Hedwig recalls a touching story his mother told him about love. The tale, borrowed from Aristophanes's discourse on love from Plato's Symposium, tells of the gods splitting the races in half to weaken them. Like those split in half, Hedwig is seeking Love, his other half.

The revival of the 1998 award winning Off-Broadway show is directed by Michael Mayer (American Idiot Spring Awakening) and this show shares some of the same characteristics as his other musicals, including audience demographics, frenetic pacing and high decibels. The amps in the theater are turned way up and the theater literally rocks. The dialogue, right out of popular culture, includes very current references. This music numbs your ears, so if loud doesn't work for you, skip this show.

But you'll be missing an outrageous performance by Harris in his long blonde wigs, short skirts and short shorts. He is lithe, athletic and coarse. He interacts with the audience and woe is you if your phone goes off. (Hedwig really embarrassed the person in the fourth row.)

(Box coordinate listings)

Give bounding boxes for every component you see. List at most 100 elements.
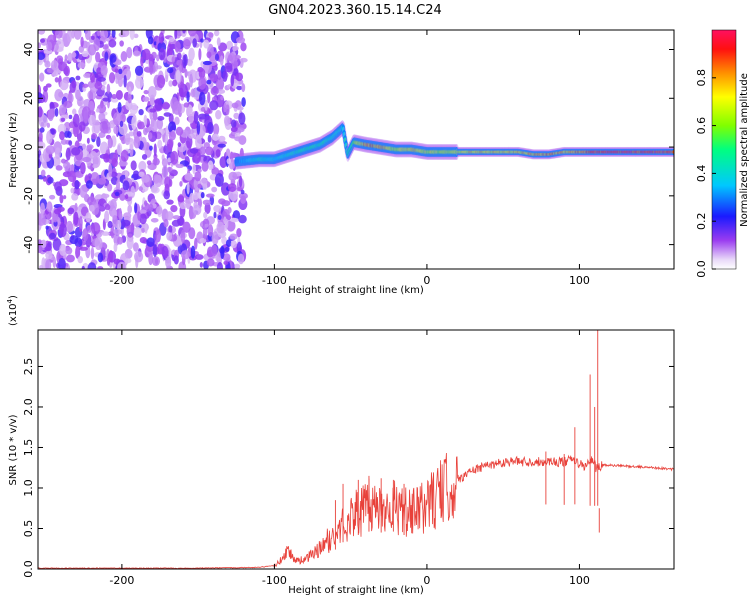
noise-blob <box>220 95 224 101</box>
noise-blob <box>104 210 110 224</box>
noise-blob <box>63 100 73 109</box>
noise-blob <box>133 33 139 39</box>
noise-blob <box>95 108 100 113</box>
noise-blob <box>234 136 243 142</box>
noise-blob <box>54 107 59 117</box>
noise-blob <box>124 133 131 146</box>
snr-xlabel: Height of straight line (km) <box>288 585 424 596</box>
noise-blob <box>183 102 190 108</box>
y-tick-label: 1.0 <box>22 479 35 497</box>
noise-blob <box>49 232 57 240</box>
noise-blob <box>94 236 103 251</box>
noise-blob <box>177 195 185 203</box>
noise-blob <box>189 148 199 154</box>
noise-blob <box>104 51 109 62</box>
noise-blob <box>149 108 157 113</box>
noise-blob <box>104 203 111 211</box>
noise-blob <box>234 263 241 269</box>
noise-blob <box>73 211 79 226</box>
noise-blob <box>157 116 165 121</box>
noise-blob <box>66 30 72 43</box>
snr-ticks: -200 -100 0 100 0.0 0.5 1.0 1.5 2.0 2.5 <box>22 330 674 587</box>
noise-blob <box>59 79 69 91</box>
noise-blob <box>53 208 62 215</box>
noise-blob <box>71 147 81 156</box>
noise-blob <box>69 235 79 245</box>
noise-blob <box>91 35 95 40</box>
noise-blob <box>179 87 184 98</box>
noise-blob <box>202 226 208 240</box>
noise-blob <box>173 255 179 265</box>
noise-blob <box>91 222 101 235</box>
noise-blob <box>236 106 244 111</box>
noise-blob <box>172 101 182 115</box>
x-tick-label: -100 <box>262 274 287 287</box>
noise-blob <box>111 30 116 39</box>
noise-blob <box>223 216 227 225</box>
noise-blob <box>147 164 153 170</box>
noise-blob <box>82 228 89 242</box>
noise-blob <box>193 111 199 125</box>
noise-blob <box>147 86 157 99</box>
noise-blob <box>168 36 175 43</box>
noise-blob <box>89 204 95 212</box>
noise-blob <box>118 68 123 75</box>
noise-blob <box>155 229 161 243</box>
noise-blob <box>116 179 121 193</box>
noise-blob <box>96 136 101 148</box>
noise-blob <box>86 137 90 144</box>
noise-blob <box>226 158 232 165</box>
noise-blob <box>78 246 89 251</box>
noise-blob <box>163 190 171 200</box>
noise-blob <box>201 161 209 172</box>
noise-blob <box>190 88 196 98</box>
noise-blob <box>210 86 219 96</box>
noise-blob <box>96 67 102 75</box>
noise-blob <box>76 95 84 107</box>
noise-blob <box>123 212 132 220</box>
noise-blob <box>38 106 43 118</box>
x-tick-label: 0 <box>423 574 430 587</box>
noise-blob <box>141 154 148 160</box>
noise-blob <box>65 147 71 161</box>
noise-blob <box>39 72 45 82</box>
noise-blob <box>144 224 148 234</box>
noise-blob <box>113 125 119 135</box>
noise-blob <box>151 184 158 193</box>
snr-content <box>38 330 674 569</box>
noise-blob <box>198 76 207 90</box>
noise-blob <box>170 150 179 165</box>
noise-blob <box>74 202 78 211</box>
noise-blob <box>124 194 129 200</box>
noise-blob <box>65 254 75 263</box>
noise-blob <box>64 65 70 77</box>
noise-blob <box>84 30 91 41</box>
noise-blob <box>58 223 67 238</box>
noise-blob <box>47 109 54 122</box>
noise-blob <box>47 176 54 184</box>
noise-blob <box>153 41 157 46</box>
noise-blob <box>237 253 245 265</box>
noise-blob <box>75 245 81 259</box>
noise-blob <box>167 67 174 74</box>
noise-blob <box>215 77 225 91</box>
noise-blob <box>192 191 199 201</box>
colorbar-tick-label: 0.6 <box>695 117 708 135</box>
noise-blob <box>211 186 218 193</box>
noise-blob <box>102 97 110 102</box>
snr-exponent: (x104) <box>6 295 19 326</box>
noise-blob <box>156 206 163 215</box>
noise-blob <box>216 37 221 47</box>
noise-blob <box>126 46 133 59</box>
noise-blob <box>179 180 183 187</box>
noise-blob <box>63 195 67 200</box>
noise-blob <box>133 226 142 238</box>
noise-blob <box>218 42 228 52</box>
noise-blob <box>102 44 109 50</box>
colorbar-tick-label: 0.4 <box>695 165 708 183</box>
noise-blob <box>203 39 210 49</box>
noise-blob <box>142 48 151 61</box>
noise-blob <box>60 117 66 122</box>
noise-blob <box>207 121 214 135</box>
noise-blob <box>180 229 186 243</box>
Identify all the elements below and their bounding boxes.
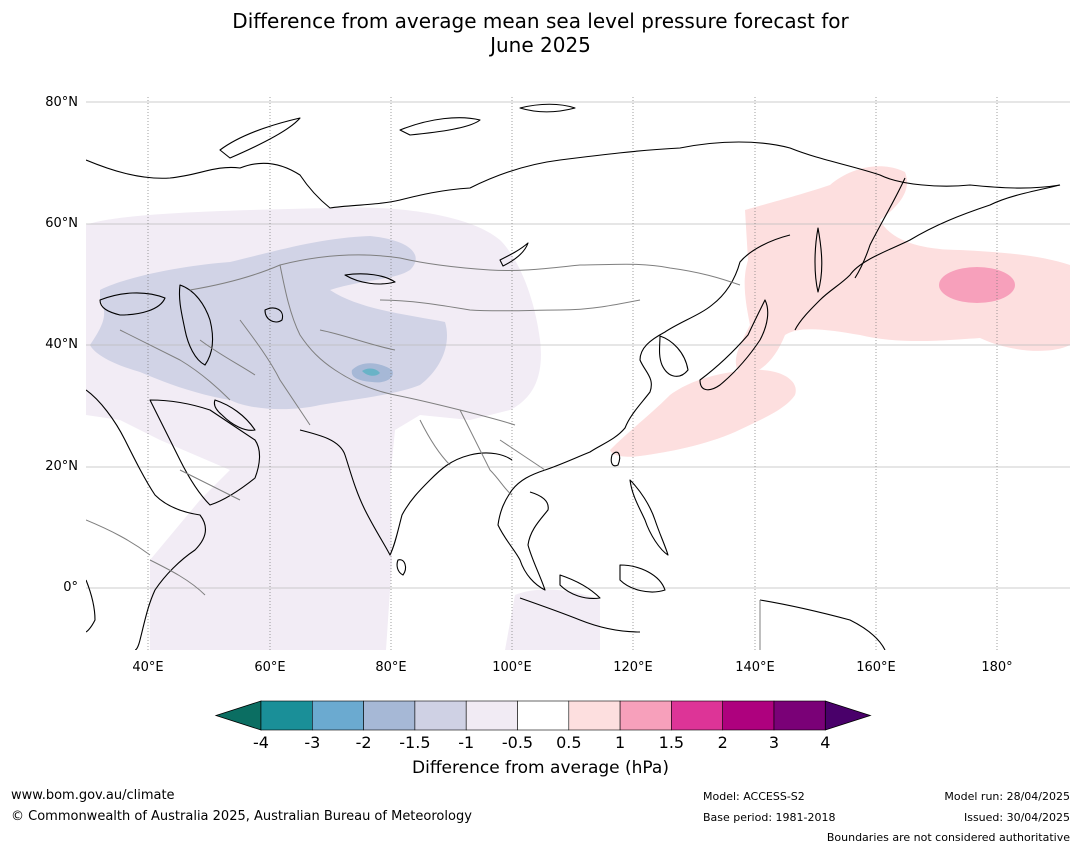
colorbar-tick-label: 3: [768, 733, 780, 752]
colorbar-tick-label: 0.5: [556, 733, 582, 752]
lat-label-80n: 80°N: [45, 95, 78, 110]
lon-label-80e: 80°E: [375, 660, 407, 675]
gridlines: [86, 101, 1070, 589]
anomaly-region-light-pink-south: [610, 369, 796, 457]
colorbar-tick-label: -1.5: [399, 733, 431, 752]
lat-label-60n: 60°N: [45, 216, 78, 231]
colorbar-tick-label: -1: [458, 733, 475, 752]
lon-label-140e: 140°E: [735, 660, 775, 675]
country-borders: [86, 254, 761, 650]
lon-label-60e: 60°E: [254, 660, 286, 675]
lat-label-20n: 20°N: [45, 459, 78, 474]
colorbar-extend-high: [824, 700, 872, 731]
title-line-2: June 2025: [490, 33, 591, 57]
model-run-date: Model run: 28/04/2025: [944, 790, 1070, 803]
anomaly-region-teal: [362, 368, 380, 376]
colorbar: [214, 700, 872, 731]
colorbar-segments: [214, 700, 872, 731]
colorbar-segment: [465, 700, 518, 731]
meridians: [147, 97, 998, 650]
colorbar-tick-label: -3: [304, 733, 321, 752]
copyright-notice: © Commonwealth of Australia 2025, Austra…: [11, 809, 472, 824]
lat-label-40n: 40°N: [45, 337, 78, 352]
website-link[interactable]: www.bom.gov.au/climate: [11, 788, 175, 803]
map-content: [86, 97, 1070, 650]
map-area: 80°N 60°N 40°N 20°N 0° 40°E 60°E 80°E 10…: [45, 95, 1070, 675]
map-title: Difference from average mean sea level p…: [0, 9, 1081, 57]
colorbar-tick-label: 2: [717, 733, 728, 752]
anomaly-shading: [86, 166, 1070, 650]
lon-label-100e: 100°E: [492, 660, 532, 675]
colorbar-label: Difference from average (hPa): [412, 758, 669, 778]
anomaly-region-light-pink-north: [735, 166, 1070, 375]
anomaly-region-light-lavender-sea: [505, 589, 600, 650]
colorbar-segment: [671, 700, 724, 731]
colorbar-extend-low: [214, 700, 262, 731]
colorbar-tick-label: 4: [820, 733, 831, 752]
colorbar-segment: [260, 700, 313, 731]
base-period: Base period: 1981-2018: [703, 811, 836, 824]
boundaries-note: Boundaries are not considered authoritat…: [826, 831, 1070, 844]
colorbar-tick-label: -2: [355, 733, 372, 752]
colorbar-tick-label: 1: [615, 733, 626, 752]
colorbar-tick-label: 1.5: [658, 733, 685, 752]
colorbar-segment: [619, 700, 672, 731]
colorbar-segment: [311, 700, 364, 731]
colorbar-segment: [568, 700, 621, 731]
anomaly-region-lavender: [90, 236, 448, 410]
colorbar-tick-label: -0.5: [501, 733, 534, 752]
lon-label-120e: 120°E: [613, 660, 653, 675]
colorbar-tick-label: -4: [253, 733, 269, 752]
coastlines: [86, 103, 1061, 650]
colorbar-segment: [363, 700, 416, 731]
lon-label-180: 180°: [981, 660, 1013, 675]
colorbar-segment: [773, 700, 826, 731]
map-svg: [86, 97, 1070, 650]
colorbar-segment: [414, 700, 467, 731]
colorbar-segment: [517, 700, 570, 731]
model-name: Model: ACCESS-S2: [703, 790, 805, 803]
issued-date: Issued: 30/04/2025: [963, 811, 1070, 824]
anomaly-region-pink: [939, 267, 1015, 303]
lon-label-160e: 160°E: [856, 660, 896, 675]
lat-label-0: 0°: [63, 580, 78, 595]
title-line-1: Difference from average mean sea level p…: [232, 9, 849, 33]
colorbar-segment: [722, 700, 775, 731]
lon-label-40e: 40°E: [132, 660, 164, 675]
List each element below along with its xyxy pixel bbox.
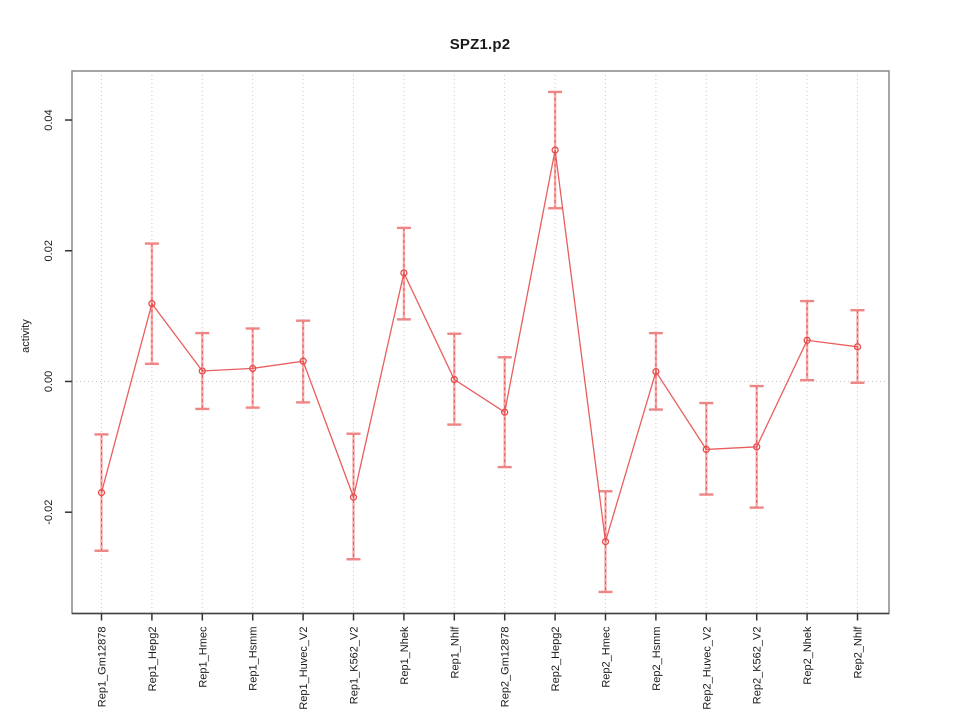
x-tick-label: Rep1_Huvec_V2 [298,627,310,710]
x-tick-label: Rep1_Hepg2 [147,627,159,692]
data-point [349,493,358,501]
x-tick-label: Rep2_Hmec [601,626,613,688]
chart-title: SPZ1.p2 [449,36,511,53]
x-tick-label: Rep2_Hsmm [651,627,663,691]
x-tick-label: Rep2_Nhek [802,626,814,685]
data-point [97,488,106,497]
y-tick-label: 0.02 [43,240,55,261]
x-tick-label: Rep1_Hsmm [248,627,260,691]
data-point [601,537,610,546]
data-point [198,367,206,375]
x-tick-label: Rep1_Nhlf [449,626,461,679]
y-axis-title: activity [20,319,32,353]
x-tick-label: Rep2_Hepg2 [550,627,562,692]
y-tick-label: 0.00 [43,371,55,392]
data-point [753,443,761,451]
y-tick-label: -0.02 [43,500,55,525]
data-point [652,368,660,376]
data-point [501,408,509,416]
y-tick-label: 0.04 [43,109,55,130]
data-point [702,445,710,454]
data-point [400,269,408,277]
x-tick-label: Rep2_Gm12878 [500,627,512,708]
x-tick-label: Rep1_K562_V2 [349,627,361,705]
data-point [299,357,307,365]
plot-box [71,70,890,615]
x-tick-label: Rep1_Nhek [399,626,411,685]
data-point [853,343,862,351]
x-tick-label: Rep2_Nhlf [853,626,865,679]
series-line [100,149,858,542]
x-tick-label: Rep2_Huvec_V2 [701,627,713,710]
x-tick-label: Rep2_K562_V2 [752,627,764,705]
data-point [803,336,811,344]
x-tick-label: Rep1_Hmec [197,626,209,688]
data-point [249,364,257,373]
data-point [450,375,458,384]
data-point [551,146,559,154]
data-point [148,300,156,308]
x-tick-label: Rep1_Gm12878 [97,627,109,708]
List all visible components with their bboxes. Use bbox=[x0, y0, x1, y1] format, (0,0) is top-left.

- **TASK REQUIREMENTS**:
- A) Return the passage from the Hedwig review starting with "Hedwig recalls a" and going on through "skip this show.".
- B) What characteristics does the Hedwig review say this show shares with Michael Mayer's other musicals? List all of them.

- **SOLUTIONS PER TASK**:
- A)
Hedwig recalls a touching story his mother told him about love. The tale, borrowed from Aristophanes's discourse on love from Plato's Symposium, tells of the gods splitting the races in half to weaken them. Like those split in half, Hedwig is seeking Love, his other half.

The revival of the 1998 award winning Off-Broadway show is directed by Michael Mayer (American Idiot Spring Awakening) and this show shares some of the same characteristics as his other musicals, including audience demographics, frenetic pacing and high decibels. The amps in the theater are turned way up and the theater literally rocks. The dialogue, right out of popular culture, includes very current references. This music numbs your ears, so if loud doesn't work for you, skip this show.

- B)
Audience demographics
Frenetic pacing
High decibels